> RECORD EXCERPTS
____________________
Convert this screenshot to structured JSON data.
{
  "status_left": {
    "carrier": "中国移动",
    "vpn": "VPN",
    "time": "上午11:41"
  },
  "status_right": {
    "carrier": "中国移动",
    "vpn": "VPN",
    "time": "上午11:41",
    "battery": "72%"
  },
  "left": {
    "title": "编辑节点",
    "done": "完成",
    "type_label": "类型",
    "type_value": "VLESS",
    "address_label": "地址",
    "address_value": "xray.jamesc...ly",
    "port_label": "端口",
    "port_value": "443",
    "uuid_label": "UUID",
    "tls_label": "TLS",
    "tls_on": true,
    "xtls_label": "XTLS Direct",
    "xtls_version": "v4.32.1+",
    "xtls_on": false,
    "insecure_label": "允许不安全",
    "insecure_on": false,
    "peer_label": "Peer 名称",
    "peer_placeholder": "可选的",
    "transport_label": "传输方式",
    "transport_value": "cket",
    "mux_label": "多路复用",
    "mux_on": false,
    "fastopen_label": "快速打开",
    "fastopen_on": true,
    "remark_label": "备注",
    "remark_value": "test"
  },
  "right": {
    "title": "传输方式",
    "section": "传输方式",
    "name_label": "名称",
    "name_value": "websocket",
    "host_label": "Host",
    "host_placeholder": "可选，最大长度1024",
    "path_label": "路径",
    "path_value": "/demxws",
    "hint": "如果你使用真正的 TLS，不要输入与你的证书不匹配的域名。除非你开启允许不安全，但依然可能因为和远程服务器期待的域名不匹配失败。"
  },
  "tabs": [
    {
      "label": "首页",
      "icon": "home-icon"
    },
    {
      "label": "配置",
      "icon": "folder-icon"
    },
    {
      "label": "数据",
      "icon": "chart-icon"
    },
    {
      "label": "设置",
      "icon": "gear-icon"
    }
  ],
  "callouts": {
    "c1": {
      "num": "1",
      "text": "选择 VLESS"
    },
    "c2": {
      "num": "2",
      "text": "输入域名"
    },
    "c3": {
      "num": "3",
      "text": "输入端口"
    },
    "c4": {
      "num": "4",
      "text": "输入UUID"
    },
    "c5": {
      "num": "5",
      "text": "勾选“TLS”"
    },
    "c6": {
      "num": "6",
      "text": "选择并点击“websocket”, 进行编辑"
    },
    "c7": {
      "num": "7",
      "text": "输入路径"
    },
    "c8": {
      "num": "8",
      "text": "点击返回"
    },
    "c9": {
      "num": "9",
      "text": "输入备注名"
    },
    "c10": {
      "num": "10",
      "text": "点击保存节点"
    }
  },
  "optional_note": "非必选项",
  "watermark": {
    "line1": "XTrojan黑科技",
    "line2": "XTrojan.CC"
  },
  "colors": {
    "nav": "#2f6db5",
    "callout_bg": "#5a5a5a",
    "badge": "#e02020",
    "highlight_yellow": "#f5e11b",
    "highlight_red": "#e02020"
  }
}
____________________
> WHAT YOU WILL DO
Quote each line of the listing above exactly.

> ANSWER TO THE TASK
Convert this screenshot to structured JSON data.
{
  "status_left": {
    "carrier": "中国移动",
    "vpn": "VPN",
    "time": "上午11:41"
  },
  "status_right": {
    "carrier": "中国移动",
    "vpn": "VPN",
    "time": "上午11:41",
    "battery": "72%"
  },
  "left": {
    "title": "编辑节点",
    "done": "完成",
    "type_label": "类型",
    "type_value": "VLESS",
    "address_label": "地址",
    "address_value": "xray.jamesc...ly",
    "port_label": "端口",
    "port_value": "443",
    "uuid_label": "UUID",
    "tls_label": "TLS",
    "tls_on": true,
    "xtls_label": "XTLS Direct",
    "xtls_version": "v4.32.1+",
    "xtls_on": false,
    "insecure_label": "允许不安全",
    "insecure_on": false,
    "peer_label": "Peer 名称",
    "peer_placeholder": "可选的",
    "transport_label": "传输方式",
    "transport_value": "cket",
    "mux_label": "多路复用",
    "mux_on": false,
    "fastopen_label": "快速打开",
    "fastopen_on": true,
    "remark_label": "备注",
    "remark_value": "test"
  },
  "right": {
    "title": "传输方式",
    "section": "传输方式",
    "name_label": "名称",
    "name_value": "websocket",
    "host_label": "Host",
    "host_placeholder": "可选，最大长度1024",
    "path_label": "路径",
    "path_value": "/demxws",
    "hint": "如果你使用真正的 TLS，不要输入与你的证书不匹配的域名。除非你开启允许不安全，但依然可能因为和远程服务器期待的域名不匹配失败。"
  },
  "tabs": [
    {
      "label": "首页",
      "icon": "home-icon"
    },
    {
      "label": "配置",
      "icon": "folder-icon"
    },
    {
      "label": "数据",
      "icon": "chart-icon"
    },
    {
      "label": "设置",
      "icon": "gear-icon"
    }
  ],
  "callouts": {
    "c1": {
      "num": "1",
      "text": "选择 VLESS"
    },
    "c2": {
      "num": "2",
      "text": "输入域名"
    },
    "c3": {
      "num": "3",
      "text": "输入端口"
    },
    "c4": {
      "num": "4",
      "text": "输入UUID"
    },
    "c5": {
      "num": "5",
      "text": "勾选“TLS”"
    },
    "c6": {
      "num": "6",
      "text": "选择并点击“websocket”, 进行编辑"
    },
    "c7": {
      "num": "7",
      "text": "输入路径"
    },
    "c8": {
      "num": "8",
      "text": "点击返回"
    },
    "c9": {
      "num": "9",
      "text": "输入备注名"
    },
    "c10": {
      "num": "10",
      "text": "点击保存节点"
    }
  },
  "optional_note": "非必选项",
  "watermark": {
    "line1": "XTrojan黑科技",
    "line2": "XTrojan.CC"
  },
  "colors": {
    "nav": "#2f6db5",
    "callout_bg": "#5a5a5a",
    "badge": "#e02020",
    "highlight_yellow": "#f5e11b",
    "highlight_red": "#e02020"
  }
}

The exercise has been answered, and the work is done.